ENTRIES SHOWN
▬▬▬

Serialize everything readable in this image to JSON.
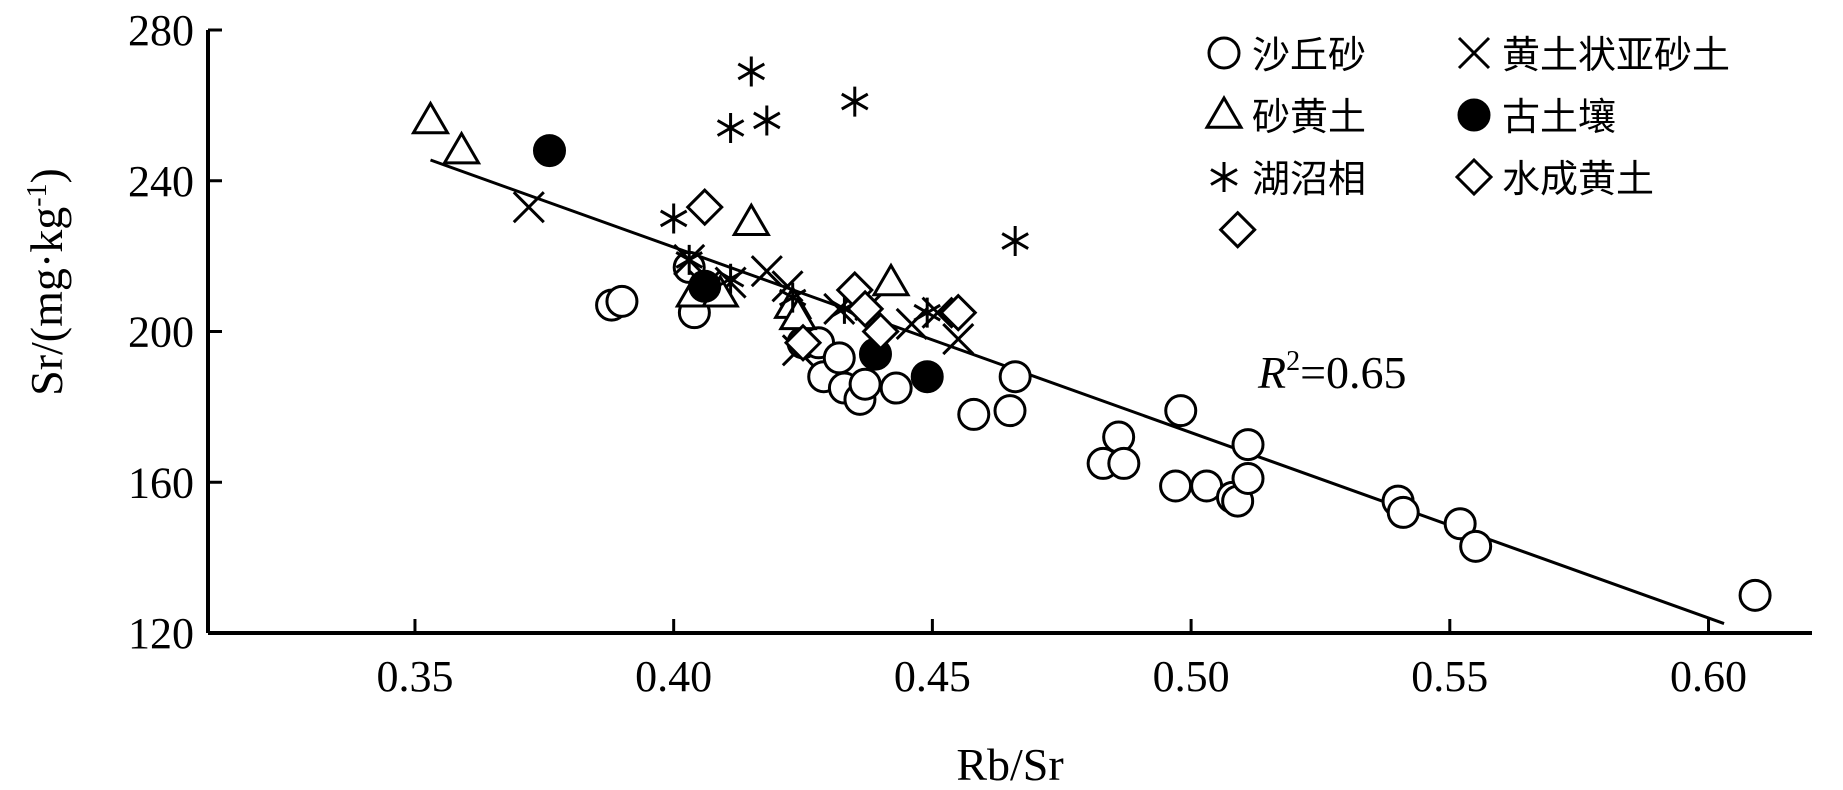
{
  "chart_data": {
    "type": "scatter",
    "xlabel": "Rb/Sr",
    "ylabel": "Sr/(mg·kg",
    "ylabel_sup": "-1",
    "ylabel_close": ")",
    "xlim": [
      0.31,
      0.62
    ],
    "ylim": [
      120,
      280
    ],
    "x_ticks": [
      "0.35",
      "0.40",
      "0.45",
      "0.50",
      "0.55",
      "0.60"
    ],
    "y_ticks": [
      "120",
      "160",
      "200",
      "240",
      "280"
    ],
    "grid": false,
    "legend_position": "top-right",
    "annotation": {
      "prefix": "R",
      "sup": "2",
      "suffix": "=0.65"
    },
    "trendline": {
      "x": [
        0.353,
        0.603
      ],
      "y": [
        245.5,
        122.5
      ]
    },
    "series": [
      {
        "name": "沙丘砂",
        "marker": "circle-open",
        "points": [
          [
            0.388,
            207
          ],
          [
            0.39,
            208
          ],
          [
            0.403,
            217
          ],
          [
            0.404,
            205
          ],
          [
            0.425,
            197
          ],
          [
            0.428,
            197
          ],
          [
            0.429,
            188
          ],
          [
            0.432,
            193
          ],
          [
            0.433,
            185
          ],
          [
            0.436,
            182
          ],
          [
            0.437,
            186
          ],
          [
            0.443,
            185
          ],
          [
            0.458,
            178
          ],
          [
            0.465,
            179
          ],
          [
            0.466,
            188
          ],
          [
            0.483,
            165
          ],
          [
            0.486,
            172
          ],
          [
            0.487,
            165
          ],
          [
            0.497,
            159
          ],
          [
            0.498,
            179
          ],
          [
            0.503,
            159
          ],
          [
            0.508,
            156
          ],
          [
            0.509,
            155
          ],
          [
            0.511,
            170
          ],
          [
            0.511,
            161
          ],
          [
            0.54,
            155
          ],
          [
            0.541,
            152
          ],
          [
            0.552,
            149
          ],
          [
            0.555,
            143
          ],
          [
            0.609,
            130
          ]
        ]
      },
      {
        "name": "黄土状亚砂土",
        "marker": "x",
        "points": [
          [
            0.372,
            233
          ],
          [
            0.403,
            219
          ],
          [
            0.406,
            212
          ],
          [
            0.411,
            213
          ],
          [
            0.418,
            216
          ],
          [
            0.422,
            212
          ],
          [
            0.424,
            195
          ],
          [
            0.432,
            206
          ],
          [
            0.438,
            207
          ],
          [
            0.446,
            202
          ],
          [
            0.451,
            205
          ],
          [
            0.455,
            198
          ]
        ]
      },
      {
        "name": "砂黄土",
        "marker": "triangle-open",
        "points": [
          [
            0.353,
            256
          ],
          [
            0.359,
            248
          ],
          [
            0.404,
            210
          ],
          [
            0.409,
            210
          ],
          [
            0.415,
            229
          ],
          [
            0.423,
            207
          ],
          [
            0.424,
            204
          ],
          [
            0.442,
            213
          ]
        ]
      },
      {
        "name": "古土壤",
        "marker": "circle-filled",
        "points": [
          [
            0.376,
            248
          ],
          [
            0.406,
            212
          ],
          [
            0.439,
            194
          ],
          [
            0.449,
            188
          ]
        ]
      },
      {
        "name": "湖沼相",
        "marker": "asterisk",
        "points": [
          [
            0.415,
            269
          ],
          [
            0.435,
            261
          ],
          [
            0.418,
            256
          ],
          [
            0.411,
            254
          ],
          [
            0.4,
            230
          ],
          [
            0.466,
            224
          ],
          [
            0.403,
            219
          ],
          [
            0.411,
            214
          ],
          [
            0.423,
            209
          ],
          [
            0.433,
            206
          ],
          [
            0.449,
            205
          ]
        ]
      },
      {
        "name": "水成黄土",
        "marker": "diamond-open",
        "points": [
          [
            0.406,
            233
          ],
          [
            0.509,
            227
          ],
          [
            0.435,
            211
          ],
          [
            0.437,
            206
          ],
          [
            0.455,
            205
          ],
          [
            0.44,
            200
          ],
          [
            0.425,
            197
          ]
        ]
      }
    ]
  }
}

▬▬▬

PROBLEM REQUIREMENTS
Omit the pictures. Output every record above word for word.

EXERCISE SOLUTION
Serialize everything readable in this image to JSON.
{
  "chart_data": {
    "type": "scatter",
    "xlabel": "Rb/Sr",
    "ylabel": "Sr/(mg·kg",
    "ylabel_sup": "-1",
    "ylabel_close": ")",
    "xlim": [
      0.31,
      0.62
    ],
    "ylim": [
      120,
      280
    ],
    "x_ticks": [
      "0.35",
      "0.40",
      "0.45",
      "0.50",
      "0.55",
      "0.60"
    ],
    "y_ticks": [
      "120",
      "160",
      "200",
      "240",
      "280"
    ],
    "grid": false,
    "legend_position": "top-right",
    "annotation": {
      "prefix": "R",
      "sup": "2",
      "suffix": "=0.65"
    },
    "trendline": {
      "x": [
        0.353,
        0.603
      ],
      "y": [
        245.5,
        122.5
      ]
    },
    "series": [
      {
        "name": "沙丘砂",
        "marker": "circle-open",
        "points": [
          [
            0.388,
            207
          ],
          [
            0.39,
            208
          ],
          [
            0.403,
            217
          ],
          [
            0.404,
            205
          ],
          [
            0.425,
            197
          ],
          [
            0.428,
            197
          ],
          [
            0.429,
            188
          ],
          [
            0.432,
            193
          ],
          [
            0.433,
            185
          ],
          [
            0.436,
            182
          ],
          [
            0.437,
            186
          ],
          [
            0.443,
            185
          ],
          [
            0.458,
            178
          ],
          [
            0.465,
            179
          ],
          [
            0.466,
            188
          ],
          [
            0.483,
            165
          ],
          [
            0.486,
            172
          ],
          [
            0.487,
            165
          ],
          [
            0.497,
            159
          ],
          [
            0.498,
            179
          ],
          [
            0.503,
            159
          ],
          [
            0.508,
            156
          ],
          [
            0.509,
            155
          ],
          [
            0.511,
            170
          ],
          [
            0.511,
            161
          ],
          [
            0.54,
            155
          ],
          [
            0.541,
            152
          ],
          [
            0.552,
            149
          ],
          [
            0.555,
            143
          ],
          [
            0.609,
            130
          ]
        ]
      },
      {
        "name": "黄土状亚砂土",
        "marker": "x",
        "points": [
          [
            0.372,
            233
          ],
          [
            0.403,
            219
          ],
          [
            0.406,
            212
          ],
          [
            0.411,
            213
          ],
          [
            0.418,
            216
          ],
          [
            0.422,
            212
          ],
          [
            0.424,
            195
          ],
          [
            0.432,
            206
          ],
          [
            0.438,
            207
          ],
          [
            0.446,
            202
          ],
          [
            0.451,
            205
          ],
          [
            0.455,
            198
          ]
        ]
      },
      {
        "name": "砂黄土",
        "marker": "triangle-open",
        "points": [
          [
            0.353,
            256
          ],
          [
            0.359,
            248
          ],
          [
            0.404,
            210
          ],
          [
            0.409,
            210
          ],
          [
            0.415,
            229
          ],
          [
            0.423,
            207
          ],
          [
            0.424,
            204
          ],
          [
            0.442,
            213
          ]
        ]
      },
      {
        "name": "古土壤",
        "marker": "circle-filled",
        "points": [
          [
            0.376,
            248
          ],
          [
            0.406,
            212
          ],
          [
            0.439,
            194
          ],
          [
            0.449,
            188
          ]
        ]
      },
      {
        "name": "湖沼相",
        "marker": "asterisk",
        "points": [
          [
            0.415,
            269
          ],
          [
            0.435,
            261
          ],
          [
            0.418,
            256
          ],
          [
            0.411,
            254
          ],
          [
            0.4,
            230
          ],
          [
            0.466,
            224
          ],
          [
            0.403,
            219
          ],
          [
            0.411,
            214
          ],
          [
            0.423,
            209
          ],
          [
            0.433,
            206
          ],
          [
            0.449,
            205
          ]
        ]
      },
      {
        "name": "水成黄土",
        "marker": "diamond-open",
        "points": [
          [
            0.406,
            233
          ],
          [
            0.509,
            227
          ],
          [
            0.435,
            211
          ],
          [
            0.437,
            206
          ],
          [
            0.455,
            205
          ],
          [
            0.44,
            200
          ],
          [
            0.425,
            197
          ]
        ]
      }
    ]
  }
}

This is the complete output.